Print all of the data exactly as written.

Lines of data:
----------------------------------------
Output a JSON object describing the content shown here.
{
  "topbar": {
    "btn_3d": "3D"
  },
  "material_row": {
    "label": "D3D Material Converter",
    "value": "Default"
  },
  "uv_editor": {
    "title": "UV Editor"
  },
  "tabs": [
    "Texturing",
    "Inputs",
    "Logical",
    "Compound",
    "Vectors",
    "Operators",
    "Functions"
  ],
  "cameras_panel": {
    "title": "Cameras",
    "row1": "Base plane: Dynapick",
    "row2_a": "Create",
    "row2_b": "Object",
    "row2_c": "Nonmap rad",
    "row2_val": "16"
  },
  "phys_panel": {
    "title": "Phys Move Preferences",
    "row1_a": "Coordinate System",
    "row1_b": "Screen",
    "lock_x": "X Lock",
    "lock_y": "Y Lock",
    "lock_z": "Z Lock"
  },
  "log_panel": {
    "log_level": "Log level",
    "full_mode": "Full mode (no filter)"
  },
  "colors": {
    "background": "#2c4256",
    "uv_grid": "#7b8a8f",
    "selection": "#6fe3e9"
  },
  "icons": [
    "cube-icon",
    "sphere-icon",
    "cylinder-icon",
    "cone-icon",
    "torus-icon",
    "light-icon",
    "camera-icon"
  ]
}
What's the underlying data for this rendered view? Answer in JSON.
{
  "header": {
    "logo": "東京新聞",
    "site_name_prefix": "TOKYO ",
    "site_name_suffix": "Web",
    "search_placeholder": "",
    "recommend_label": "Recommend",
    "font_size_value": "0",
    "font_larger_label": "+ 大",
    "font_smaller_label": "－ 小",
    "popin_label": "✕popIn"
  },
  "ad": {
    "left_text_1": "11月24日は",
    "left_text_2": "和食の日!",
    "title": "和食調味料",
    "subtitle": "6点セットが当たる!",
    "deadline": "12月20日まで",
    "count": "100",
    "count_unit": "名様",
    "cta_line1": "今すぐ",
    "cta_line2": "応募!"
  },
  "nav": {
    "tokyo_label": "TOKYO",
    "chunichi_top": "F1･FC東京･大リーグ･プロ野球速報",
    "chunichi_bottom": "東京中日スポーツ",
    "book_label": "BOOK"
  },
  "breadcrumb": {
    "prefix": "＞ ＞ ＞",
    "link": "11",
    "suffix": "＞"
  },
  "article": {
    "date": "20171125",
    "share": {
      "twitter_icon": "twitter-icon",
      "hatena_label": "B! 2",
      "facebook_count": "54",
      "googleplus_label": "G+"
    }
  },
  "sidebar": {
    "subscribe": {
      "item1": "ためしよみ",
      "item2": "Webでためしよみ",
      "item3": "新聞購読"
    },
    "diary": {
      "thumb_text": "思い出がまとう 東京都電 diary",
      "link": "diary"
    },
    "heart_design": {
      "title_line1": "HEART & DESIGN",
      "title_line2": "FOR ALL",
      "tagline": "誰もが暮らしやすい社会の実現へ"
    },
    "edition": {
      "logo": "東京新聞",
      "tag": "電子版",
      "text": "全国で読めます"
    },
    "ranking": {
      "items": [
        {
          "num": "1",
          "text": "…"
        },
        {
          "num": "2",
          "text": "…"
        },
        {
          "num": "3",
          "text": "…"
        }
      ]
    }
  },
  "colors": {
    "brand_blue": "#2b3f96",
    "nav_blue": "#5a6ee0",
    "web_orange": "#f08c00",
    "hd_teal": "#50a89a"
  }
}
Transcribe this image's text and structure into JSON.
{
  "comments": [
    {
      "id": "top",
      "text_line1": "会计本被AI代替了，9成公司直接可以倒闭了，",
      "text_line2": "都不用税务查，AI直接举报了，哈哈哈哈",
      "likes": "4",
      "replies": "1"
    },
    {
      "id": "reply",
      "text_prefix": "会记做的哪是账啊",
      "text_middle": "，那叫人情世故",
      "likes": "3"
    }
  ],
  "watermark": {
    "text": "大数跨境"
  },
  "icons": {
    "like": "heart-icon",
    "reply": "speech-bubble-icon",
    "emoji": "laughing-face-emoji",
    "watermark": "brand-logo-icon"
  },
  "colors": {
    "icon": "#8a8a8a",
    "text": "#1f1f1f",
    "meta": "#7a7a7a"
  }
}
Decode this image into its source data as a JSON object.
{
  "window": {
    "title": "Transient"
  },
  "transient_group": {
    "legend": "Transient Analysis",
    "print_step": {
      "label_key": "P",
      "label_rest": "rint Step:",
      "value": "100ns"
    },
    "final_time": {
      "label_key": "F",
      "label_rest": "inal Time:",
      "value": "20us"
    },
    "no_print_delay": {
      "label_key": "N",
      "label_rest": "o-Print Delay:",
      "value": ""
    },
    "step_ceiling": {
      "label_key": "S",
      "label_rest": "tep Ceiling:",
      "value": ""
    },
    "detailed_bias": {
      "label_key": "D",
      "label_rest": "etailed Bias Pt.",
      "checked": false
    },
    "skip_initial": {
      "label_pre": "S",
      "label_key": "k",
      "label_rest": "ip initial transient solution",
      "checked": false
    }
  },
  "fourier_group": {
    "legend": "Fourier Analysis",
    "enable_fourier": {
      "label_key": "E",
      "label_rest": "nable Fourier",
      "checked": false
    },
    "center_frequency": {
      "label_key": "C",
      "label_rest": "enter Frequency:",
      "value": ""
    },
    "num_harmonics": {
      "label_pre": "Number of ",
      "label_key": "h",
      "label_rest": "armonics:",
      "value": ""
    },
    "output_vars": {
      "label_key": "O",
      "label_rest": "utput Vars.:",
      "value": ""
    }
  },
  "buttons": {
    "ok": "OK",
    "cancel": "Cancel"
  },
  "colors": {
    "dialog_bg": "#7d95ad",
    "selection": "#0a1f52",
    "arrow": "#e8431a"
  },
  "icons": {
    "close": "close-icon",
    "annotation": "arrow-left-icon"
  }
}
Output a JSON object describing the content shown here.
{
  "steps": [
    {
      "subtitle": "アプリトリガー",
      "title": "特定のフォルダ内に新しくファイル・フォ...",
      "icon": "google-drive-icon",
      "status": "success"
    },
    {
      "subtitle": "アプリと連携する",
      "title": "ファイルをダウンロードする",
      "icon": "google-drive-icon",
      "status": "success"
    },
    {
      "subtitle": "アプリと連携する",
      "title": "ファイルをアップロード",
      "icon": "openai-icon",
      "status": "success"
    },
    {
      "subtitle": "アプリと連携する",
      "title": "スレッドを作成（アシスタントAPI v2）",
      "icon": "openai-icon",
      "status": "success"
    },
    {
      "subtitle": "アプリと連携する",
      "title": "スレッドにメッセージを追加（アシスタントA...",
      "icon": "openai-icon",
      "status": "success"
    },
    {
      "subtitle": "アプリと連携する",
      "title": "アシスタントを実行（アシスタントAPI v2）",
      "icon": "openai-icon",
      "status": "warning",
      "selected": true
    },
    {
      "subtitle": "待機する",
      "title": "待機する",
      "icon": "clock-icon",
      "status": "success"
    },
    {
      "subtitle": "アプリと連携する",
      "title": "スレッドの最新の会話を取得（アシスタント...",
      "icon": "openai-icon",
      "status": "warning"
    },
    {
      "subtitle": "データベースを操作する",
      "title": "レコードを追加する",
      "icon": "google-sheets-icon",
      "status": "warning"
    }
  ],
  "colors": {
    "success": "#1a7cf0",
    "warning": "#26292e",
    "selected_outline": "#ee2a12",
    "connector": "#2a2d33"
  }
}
----------------------------------------
**Complete answer**
Output a JSON object describing the content shown here.
{
  "topbar": {
    "btn_3d": "3D"
  },
  "material_row": {
    "label": "D3D Material Converter",
    "value": "Default"
  },
  "uv_editor": {
    "title": "UV Editor"
  },
  "tabs": [
    "Texturing",
    "Inputs",
    "Logical",
    "Compound",
    "Vectors",
    "Operators",
    "Functions"
  ],
  "cameras_panel": {
    "title": "Cameras",
    "row1": "Base plane: Dynapick",
    "row2_a": "Create",
    "row2_b": "Object",
    "row2_c": "Nonmap rad",
    "row2_val": "16"
  },
  "phys_panel": {
    "title": "Phys Move Preferences",
    "row1_a": "Coordinate System",
    "row1_b": "Screen",
    "lock_x": "X Lock",
    "lock_y": "Y Lock",
    "lock_z": "Z Lock"
  },
  "log_panel": {
    "log_level": "Log level",
    "full_mode": "Full mode (no filter)"
  },
  "colors": {
    "background": "#2c4256",
    "uv_grid": "#7b8a8f",
    "selection": "#6fe3e9"
  },
  "icons": [
    "cube-icon",
    "sphere-icon",
    "cylinder-icon",
    "cone-icon",
    "torus-icon",
    "light-icon",
    "camera-icon"
  ]
}
What's the underlying data for this rendered view? Answer in JSON.
{
  "header": {
    "logo": "東京新聞",
    "site_name_prefix": "TOKYO ",
    "site_name_suffix": "Web",
    "search_placeholder": "",
    "recommend_label": "Recommend",
    "font_size_value": "0",
    "font_larger_label": "+ 大",
    "font_smaller_label": "－ 小",
    "popin_label": "✕popIn"
  },
  "ad": {
    "left_text_1": "11月24日は",
    "left_text_2": "和食の日!",
    "title": "和食調味料",
    "subtitle": "6点セットが当たる!",
    "deadline": "12月20日まで",
    "count": "100",
    "count_unit": "名様",
    "cta_line1": "今すぐ",
    "cta_line2": "応募!"
  },
  "nav": {
    "tokyo_label": "TOKYO",
    "chunichi_top": "F1･FC東京･大リーグ･プロ野球速報",
    "chunichi_bottom": "東京中日スポーツ",
    "book_label": "BOOK"
  },
  "breadcrumb": {
    "prefix": "＞ ＞ ＞",
    "link": "11",
    "suffix": "＞"
  },
  "article": {
    "date": "20171125",
    "share": {
      "twitter_icon": "twitter-icon",
      "hatena_label": "B! 2",
      "facebook_count": "54",
      "googleplus_label": "G+"
    }
  },
  "sidebar": {
    "subscribe": {
      "item1": "ためしよみ",
      "item2": "Webでためしよみ",
      "item3": "新聞購読"
    },
    "diary": {
      "thumb_text": "思い出がまとう 東京都電 diary",
      "link": "diary"
    },
    "heart_design": {
      "title_line1": "HEART & DESIGN",
      "title_line2": "FOR ALL",
      "tagline": "誰もが暮らしやすい社会の実現へ"
    },
    "edition": {
      "logo": "東京新聞",
      "tag": "電子版",
      "text": "全国で読めます"
    },
    "ranking": {
      "items": [
        {
          "num": "1",
          "text": "…"
        },
        {
          "num": "2",
          "text": "…"
        },
        {
          "num": "3",
          "text": "…"
        }
      ]
    }
  },
  "colors": {
    "brand_blue": "#2b3f96",
    "nav_blue": "#5a6ee0",
    "web_orange": "#f08c00",
    "hd_teal": "#50a89a"
  }
}
Transcribe this image's text and structure into JSON.
{
  "comments": [
    {
      "id": "top",
      "text_line1": "会计本被AI代替了，9成公司直接可以倒闭了，",
      "text_line2": "都不用税务查，AI直接举报了，哈哈哈哈",
      "likes": "4",
      "replies": "1"
    },
    {
      "id": "reply",
      "text_prefix": "会记做的哪是账啊",
      "text_middle": "，那叫人情世故",
      "likes": "3"
    }
  ],
  "watermark": {
    "text": "大数跨境"
  },
  "icons": {
    "like": "heart-icon",
    "reply": "speech-bubble-icon",
    "emoji": "laughing-face-emoji",
    "watermark": "brand-logo-icon"
  },
  "colors": {
    "icon": "#8a8a8a",
    "text": "#1f1f1f",
    "meta": "#7a7a7a"
  }
}
Decode this image into its source data as a JSON object.
{
  "window": {
    "title": "Transient"
  },
  "transient_group": {
    "legend": "Transient Analysis",
    "print_step": {
      "label_key": "P",
      "label_rest": "rint Step:",
      "value": "100ns"
    },
    "final_time": {
      "label_key": "F",
      "label_rest": "inal Time:",
      "value": "20us"
    },
    "no_print_delay": {
      "label_key": "N",
      "label_rest": "o-Print Delay:",
      "value": ""
    },
    "step_ceiling": {
      "label_key": "S",
      "label_rest": "tep Ceiling:",
      "value": ""
    },
    "detailed_bias": {
      "label_key": "D",
      "label_rest": "etailed Bias Pt.",
      "checked": false
    },
    "skip_initial": {
      "label_pre": "S",
      "label_key": "k",
      "label_rest": "ip initial transient solution",
      "checked": false
    }
  },
  "fourier_group": {
    "legend": "Fourier Analysis",
    "enable_fourier": {
      "label_key": "E",
      "label_rest": "nable Fourier",
      "checked": false
    },
    "center_frequency": {
      "label_key": "C",
      "label_rest": "enter Frequency:",
      "value": ""
    },
    "num_harmonics": {
      "label_pre": "Number of ",
      "label_key": "h",
      "label_rest": "armonics:",
      "value": ""
    },
    "output_vars": {
      "label_key": "O",
      "label_rest": "utput Vars.:",
      "value": ""
    }
  },
  "buttons": {
    "ok": "OK",
    "cancel": "Cancel"
  },
  "colors": {
    "dialog_bg": "#7d95ad",
    "selection": "#0a1f52",
    "arrow": "#e8431a"
  },
  "icons": {
    "close": "close-icon",
    "annotation": "arrow-left-icon"
  }
}
Output a JSON object describing the content shown here.
{
  "steps": [
    {
      "subtitle": "アプリトリガー",
      "title": "特定のフォルダ内に新しくファイル・フォ...",
      "icon": "google-drive-icon",
      "status": "success"
    },
    {
      "subtitle": "アプリと連携する",
      "title": "ファイルをダウンロードする",
      "icon": "google-drive-icon",
      "status": "success"
    },
    {
      "subtitle": "アプリと連携する",
      "title": "ファイルをアップロード",
      "icon": "openai-icon",
      "status": "success"
    },
    {
      "subtitle": "アプリと連携する",
      "title": "スレッドを作成（アシスタントAPI v2）",
      "icon": "openai-icon",
      "status": "success"
    },
    {
      "subtitle": "アプリと連携する",
      "title": "スレッドにメッセージを追加（アシスタントA...",
      "icon": "openai-icon",
      "status": "success"
    },
    {
      "subtitle": "アプリと連携する",
      "title": "アシスタントを実行（アシスタントAPI v2）",
      "icon": "openai-icon",
      "status": "warning",
      "selected": true
    },
    {
      "subtitle": "待機する",
      "title": "待機する",
      "icon": "clock-icon",
      "status": "success"
    },
    {
      "subtitle": "アプリと連携する",
      "title": "スレッドの最新の会話を取得（アシスタント...",
      "icon": "openai-icon",
      "status": "warning"
    },
    {
      "subtitle": "データベースを操作する",
      "title": "レコードを追加する",
      "icon": "google-sheets-icon",
      "status": "warning"
    }
  ],
  "colors": {
    "success": "#1a7cf0",
    "warning": "#26292e",
    "selected_outline": "#ee2a12",
    "connector": "#2a2d33"
  }
}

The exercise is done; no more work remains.